◆ Aim: In the entries, find all lines that hold the word "компаний" and copy them.

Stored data
☆ ☆ ☆ ☆ ☆

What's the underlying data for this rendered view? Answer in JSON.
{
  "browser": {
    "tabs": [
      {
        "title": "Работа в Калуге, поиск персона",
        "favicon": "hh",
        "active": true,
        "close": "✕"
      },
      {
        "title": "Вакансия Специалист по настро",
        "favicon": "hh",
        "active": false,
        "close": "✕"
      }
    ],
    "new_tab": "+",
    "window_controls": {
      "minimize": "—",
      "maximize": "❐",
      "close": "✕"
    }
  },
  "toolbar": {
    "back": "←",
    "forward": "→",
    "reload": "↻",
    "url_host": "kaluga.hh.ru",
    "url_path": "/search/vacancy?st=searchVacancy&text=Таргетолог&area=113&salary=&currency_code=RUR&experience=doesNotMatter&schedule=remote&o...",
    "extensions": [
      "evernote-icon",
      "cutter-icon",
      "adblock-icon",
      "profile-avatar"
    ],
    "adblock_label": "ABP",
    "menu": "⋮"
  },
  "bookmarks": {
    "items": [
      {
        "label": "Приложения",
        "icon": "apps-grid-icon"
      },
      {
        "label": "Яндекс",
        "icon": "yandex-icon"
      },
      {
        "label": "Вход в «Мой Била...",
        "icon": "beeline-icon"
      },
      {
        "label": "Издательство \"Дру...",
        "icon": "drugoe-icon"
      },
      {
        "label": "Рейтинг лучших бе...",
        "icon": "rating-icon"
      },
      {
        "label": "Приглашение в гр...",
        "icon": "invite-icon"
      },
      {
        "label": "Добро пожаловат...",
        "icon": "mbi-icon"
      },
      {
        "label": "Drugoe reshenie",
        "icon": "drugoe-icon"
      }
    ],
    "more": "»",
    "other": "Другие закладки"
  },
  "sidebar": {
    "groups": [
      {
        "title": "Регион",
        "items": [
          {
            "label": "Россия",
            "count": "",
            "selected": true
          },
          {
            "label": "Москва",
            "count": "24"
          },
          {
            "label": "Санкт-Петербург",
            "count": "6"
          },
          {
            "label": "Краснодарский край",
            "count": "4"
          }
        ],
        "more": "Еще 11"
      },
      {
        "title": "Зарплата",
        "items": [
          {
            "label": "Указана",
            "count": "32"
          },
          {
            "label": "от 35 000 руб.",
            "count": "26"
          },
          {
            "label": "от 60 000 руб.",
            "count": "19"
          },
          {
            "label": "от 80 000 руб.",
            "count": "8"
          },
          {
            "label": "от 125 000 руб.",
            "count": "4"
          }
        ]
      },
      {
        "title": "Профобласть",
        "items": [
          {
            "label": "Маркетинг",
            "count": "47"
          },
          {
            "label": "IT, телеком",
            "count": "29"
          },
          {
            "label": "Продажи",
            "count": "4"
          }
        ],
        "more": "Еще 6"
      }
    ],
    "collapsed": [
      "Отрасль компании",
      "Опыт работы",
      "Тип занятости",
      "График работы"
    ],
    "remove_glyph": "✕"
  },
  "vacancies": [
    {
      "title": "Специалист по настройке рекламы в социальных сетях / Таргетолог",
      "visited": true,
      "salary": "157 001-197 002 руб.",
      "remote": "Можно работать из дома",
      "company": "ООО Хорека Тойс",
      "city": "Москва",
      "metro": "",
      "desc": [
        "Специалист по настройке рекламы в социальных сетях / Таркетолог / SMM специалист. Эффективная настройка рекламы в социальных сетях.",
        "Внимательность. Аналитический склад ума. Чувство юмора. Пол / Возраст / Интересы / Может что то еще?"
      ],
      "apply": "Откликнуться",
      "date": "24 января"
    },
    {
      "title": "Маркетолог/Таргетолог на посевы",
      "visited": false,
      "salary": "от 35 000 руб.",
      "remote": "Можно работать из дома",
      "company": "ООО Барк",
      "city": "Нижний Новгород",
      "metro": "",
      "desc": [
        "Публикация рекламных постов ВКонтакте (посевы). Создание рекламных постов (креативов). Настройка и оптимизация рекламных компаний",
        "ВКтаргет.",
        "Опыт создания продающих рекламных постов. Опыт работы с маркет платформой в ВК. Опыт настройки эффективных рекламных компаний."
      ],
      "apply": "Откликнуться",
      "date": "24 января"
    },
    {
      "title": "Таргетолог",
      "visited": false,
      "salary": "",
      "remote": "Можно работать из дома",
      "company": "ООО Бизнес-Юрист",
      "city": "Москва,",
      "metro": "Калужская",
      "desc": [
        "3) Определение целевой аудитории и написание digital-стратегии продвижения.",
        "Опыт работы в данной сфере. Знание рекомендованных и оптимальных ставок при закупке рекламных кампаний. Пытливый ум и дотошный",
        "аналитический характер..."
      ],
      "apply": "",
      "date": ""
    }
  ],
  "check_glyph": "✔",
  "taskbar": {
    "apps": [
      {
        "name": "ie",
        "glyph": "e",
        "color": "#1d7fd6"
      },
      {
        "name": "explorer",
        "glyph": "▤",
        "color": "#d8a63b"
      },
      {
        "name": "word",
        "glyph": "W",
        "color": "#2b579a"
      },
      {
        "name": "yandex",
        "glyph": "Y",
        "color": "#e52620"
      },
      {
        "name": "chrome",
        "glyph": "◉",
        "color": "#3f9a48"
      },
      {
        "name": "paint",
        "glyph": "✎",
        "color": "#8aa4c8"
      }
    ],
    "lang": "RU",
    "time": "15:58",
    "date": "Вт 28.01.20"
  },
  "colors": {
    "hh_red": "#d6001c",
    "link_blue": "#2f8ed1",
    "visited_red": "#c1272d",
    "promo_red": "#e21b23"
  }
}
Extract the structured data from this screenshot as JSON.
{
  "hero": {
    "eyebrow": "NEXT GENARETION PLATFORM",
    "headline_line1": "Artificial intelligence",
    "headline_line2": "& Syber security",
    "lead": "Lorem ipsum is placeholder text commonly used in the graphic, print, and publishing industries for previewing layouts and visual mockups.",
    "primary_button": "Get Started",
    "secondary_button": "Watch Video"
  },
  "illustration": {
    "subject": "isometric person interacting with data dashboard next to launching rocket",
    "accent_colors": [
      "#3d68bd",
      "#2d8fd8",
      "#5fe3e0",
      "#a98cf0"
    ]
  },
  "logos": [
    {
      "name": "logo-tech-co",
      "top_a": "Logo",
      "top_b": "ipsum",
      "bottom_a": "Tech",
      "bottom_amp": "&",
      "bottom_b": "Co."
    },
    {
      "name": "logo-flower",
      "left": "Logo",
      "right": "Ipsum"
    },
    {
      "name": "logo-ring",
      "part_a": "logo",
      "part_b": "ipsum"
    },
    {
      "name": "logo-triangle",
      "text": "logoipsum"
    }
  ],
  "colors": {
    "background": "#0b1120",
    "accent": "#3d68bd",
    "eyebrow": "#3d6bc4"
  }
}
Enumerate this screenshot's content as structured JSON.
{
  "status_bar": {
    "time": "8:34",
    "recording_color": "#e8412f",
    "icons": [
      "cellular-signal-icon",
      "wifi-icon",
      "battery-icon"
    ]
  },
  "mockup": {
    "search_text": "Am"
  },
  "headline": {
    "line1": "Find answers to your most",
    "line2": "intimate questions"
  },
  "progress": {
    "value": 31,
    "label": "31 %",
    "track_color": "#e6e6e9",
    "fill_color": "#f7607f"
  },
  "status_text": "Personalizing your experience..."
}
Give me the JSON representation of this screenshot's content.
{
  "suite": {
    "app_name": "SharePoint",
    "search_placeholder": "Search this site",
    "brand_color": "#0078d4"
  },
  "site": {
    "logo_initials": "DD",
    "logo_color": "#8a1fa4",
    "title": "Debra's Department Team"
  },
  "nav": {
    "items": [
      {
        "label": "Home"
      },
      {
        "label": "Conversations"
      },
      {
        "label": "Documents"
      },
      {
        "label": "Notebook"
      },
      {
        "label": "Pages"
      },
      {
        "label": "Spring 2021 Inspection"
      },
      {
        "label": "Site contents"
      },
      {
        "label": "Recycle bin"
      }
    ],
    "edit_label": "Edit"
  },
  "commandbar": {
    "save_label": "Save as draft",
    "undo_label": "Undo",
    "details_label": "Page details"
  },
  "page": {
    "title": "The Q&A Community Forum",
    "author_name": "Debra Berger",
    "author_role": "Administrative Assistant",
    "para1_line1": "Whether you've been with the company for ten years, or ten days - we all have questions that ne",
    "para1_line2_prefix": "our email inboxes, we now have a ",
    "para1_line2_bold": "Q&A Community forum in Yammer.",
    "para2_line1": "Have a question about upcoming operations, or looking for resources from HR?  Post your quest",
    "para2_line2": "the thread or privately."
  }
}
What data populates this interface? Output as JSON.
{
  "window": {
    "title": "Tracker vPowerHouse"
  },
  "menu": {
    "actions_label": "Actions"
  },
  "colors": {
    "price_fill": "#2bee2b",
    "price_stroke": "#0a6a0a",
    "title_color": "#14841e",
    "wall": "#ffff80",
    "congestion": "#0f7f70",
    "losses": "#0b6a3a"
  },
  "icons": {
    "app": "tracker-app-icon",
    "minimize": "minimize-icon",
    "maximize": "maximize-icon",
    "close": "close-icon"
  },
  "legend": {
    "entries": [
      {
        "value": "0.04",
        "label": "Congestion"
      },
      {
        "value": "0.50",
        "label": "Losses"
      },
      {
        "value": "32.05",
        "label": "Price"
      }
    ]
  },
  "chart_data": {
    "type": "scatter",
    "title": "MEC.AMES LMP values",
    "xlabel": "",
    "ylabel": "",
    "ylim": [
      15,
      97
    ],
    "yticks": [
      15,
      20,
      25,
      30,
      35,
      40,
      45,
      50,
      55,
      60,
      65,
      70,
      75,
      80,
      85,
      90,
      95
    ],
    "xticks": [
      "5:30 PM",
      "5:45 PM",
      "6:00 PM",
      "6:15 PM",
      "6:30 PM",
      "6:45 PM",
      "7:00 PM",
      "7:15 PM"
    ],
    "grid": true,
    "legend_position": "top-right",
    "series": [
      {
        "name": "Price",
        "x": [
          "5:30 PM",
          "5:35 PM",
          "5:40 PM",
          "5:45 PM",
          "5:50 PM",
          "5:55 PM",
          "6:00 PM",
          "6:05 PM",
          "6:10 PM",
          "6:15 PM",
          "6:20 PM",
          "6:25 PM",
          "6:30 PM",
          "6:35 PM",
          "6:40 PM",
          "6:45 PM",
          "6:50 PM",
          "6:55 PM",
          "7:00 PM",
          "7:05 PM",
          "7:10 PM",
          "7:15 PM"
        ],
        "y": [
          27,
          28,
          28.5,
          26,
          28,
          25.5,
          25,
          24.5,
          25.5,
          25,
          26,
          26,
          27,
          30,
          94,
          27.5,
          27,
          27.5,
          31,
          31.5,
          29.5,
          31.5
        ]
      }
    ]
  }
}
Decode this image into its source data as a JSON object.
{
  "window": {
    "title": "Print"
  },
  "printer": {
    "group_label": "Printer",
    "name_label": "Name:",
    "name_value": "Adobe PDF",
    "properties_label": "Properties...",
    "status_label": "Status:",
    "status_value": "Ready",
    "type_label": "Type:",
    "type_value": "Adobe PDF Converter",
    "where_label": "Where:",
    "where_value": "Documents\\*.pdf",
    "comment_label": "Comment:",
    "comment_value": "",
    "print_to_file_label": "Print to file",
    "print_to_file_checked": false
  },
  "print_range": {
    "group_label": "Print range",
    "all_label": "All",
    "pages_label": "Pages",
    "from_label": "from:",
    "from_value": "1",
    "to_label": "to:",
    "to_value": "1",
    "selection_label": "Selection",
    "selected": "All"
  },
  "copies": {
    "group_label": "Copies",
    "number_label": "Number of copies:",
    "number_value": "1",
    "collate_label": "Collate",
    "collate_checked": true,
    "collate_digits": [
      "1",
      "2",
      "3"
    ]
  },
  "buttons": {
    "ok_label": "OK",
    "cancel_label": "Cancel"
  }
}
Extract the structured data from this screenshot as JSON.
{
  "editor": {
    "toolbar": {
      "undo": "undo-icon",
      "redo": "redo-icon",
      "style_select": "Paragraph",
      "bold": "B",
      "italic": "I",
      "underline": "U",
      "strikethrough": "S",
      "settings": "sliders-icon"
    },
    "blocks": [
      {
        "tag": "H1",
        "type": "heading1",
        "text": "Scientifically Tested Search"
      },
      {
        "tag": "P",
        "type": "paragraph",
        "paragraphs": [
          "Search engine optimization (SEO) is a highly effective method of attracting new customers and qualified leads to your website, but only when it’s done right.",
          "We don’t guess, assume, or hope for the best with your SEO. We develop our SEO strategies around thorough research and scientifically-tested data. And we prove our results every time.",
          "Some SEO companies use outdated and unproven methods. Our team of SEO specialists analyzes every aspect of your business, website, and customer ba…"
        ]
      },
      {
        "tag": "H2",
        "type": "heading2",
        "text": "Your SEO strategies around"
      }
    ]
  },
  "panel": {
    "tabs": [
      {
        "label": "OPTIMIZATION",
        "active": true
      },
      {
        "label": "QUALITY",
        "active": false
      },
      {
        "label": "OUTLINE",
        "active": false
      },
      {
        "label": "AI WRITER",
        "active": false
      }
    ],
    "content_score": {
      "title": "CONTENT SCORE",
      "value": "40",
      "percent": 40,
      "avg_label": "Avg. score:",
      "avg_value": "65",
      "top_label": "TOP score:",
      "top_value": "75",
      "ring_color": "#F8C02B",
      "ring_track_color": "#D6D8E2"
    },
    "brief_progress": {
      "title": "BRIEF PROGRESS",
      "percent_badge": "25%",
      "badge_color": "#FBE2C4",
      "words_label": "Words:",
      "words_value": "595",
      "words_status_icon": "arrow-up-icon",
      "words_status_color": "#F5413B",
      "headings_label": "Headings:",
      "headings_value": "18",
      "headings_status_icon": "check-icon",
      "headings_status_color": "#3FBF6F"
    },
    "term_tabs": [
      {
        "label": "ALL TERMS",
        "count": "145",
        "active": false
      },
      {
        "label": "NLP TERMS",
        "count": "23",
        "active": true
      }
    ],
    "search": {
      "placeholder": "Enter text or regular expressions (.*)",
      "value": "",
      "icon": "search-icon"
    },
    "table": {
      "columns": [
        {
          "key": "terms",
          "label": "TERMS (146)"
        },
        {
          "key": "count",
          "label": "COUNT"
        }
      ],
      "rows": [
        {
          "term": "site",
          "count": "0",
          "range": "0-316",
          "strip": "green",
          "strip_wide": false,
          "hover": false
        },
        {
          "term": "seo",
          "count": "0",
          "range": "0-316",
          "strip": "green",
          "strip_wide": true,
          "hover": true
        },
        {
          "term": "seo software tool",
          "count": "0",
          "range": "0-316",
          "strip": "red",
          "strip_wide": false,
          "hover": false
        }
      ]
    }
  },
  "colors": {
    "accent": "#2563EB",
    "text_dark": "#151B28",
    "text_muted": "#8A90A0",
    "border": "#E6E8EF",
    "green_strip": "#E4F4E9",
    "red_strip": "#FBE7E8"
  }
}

☆ ☆ ☆ ☆ ☆

◆ Response for this exercise:
        "Публикация рекламных постов ВКонтакте (посевы). Создание рекламных постов (креативов). Настройка и оптимизация рекламных компаний",
        "Опыт создания продающих рекламных постов. Опыт работы с маркет платформой в ВК. Опыт настройки эффективных рекламных компаний."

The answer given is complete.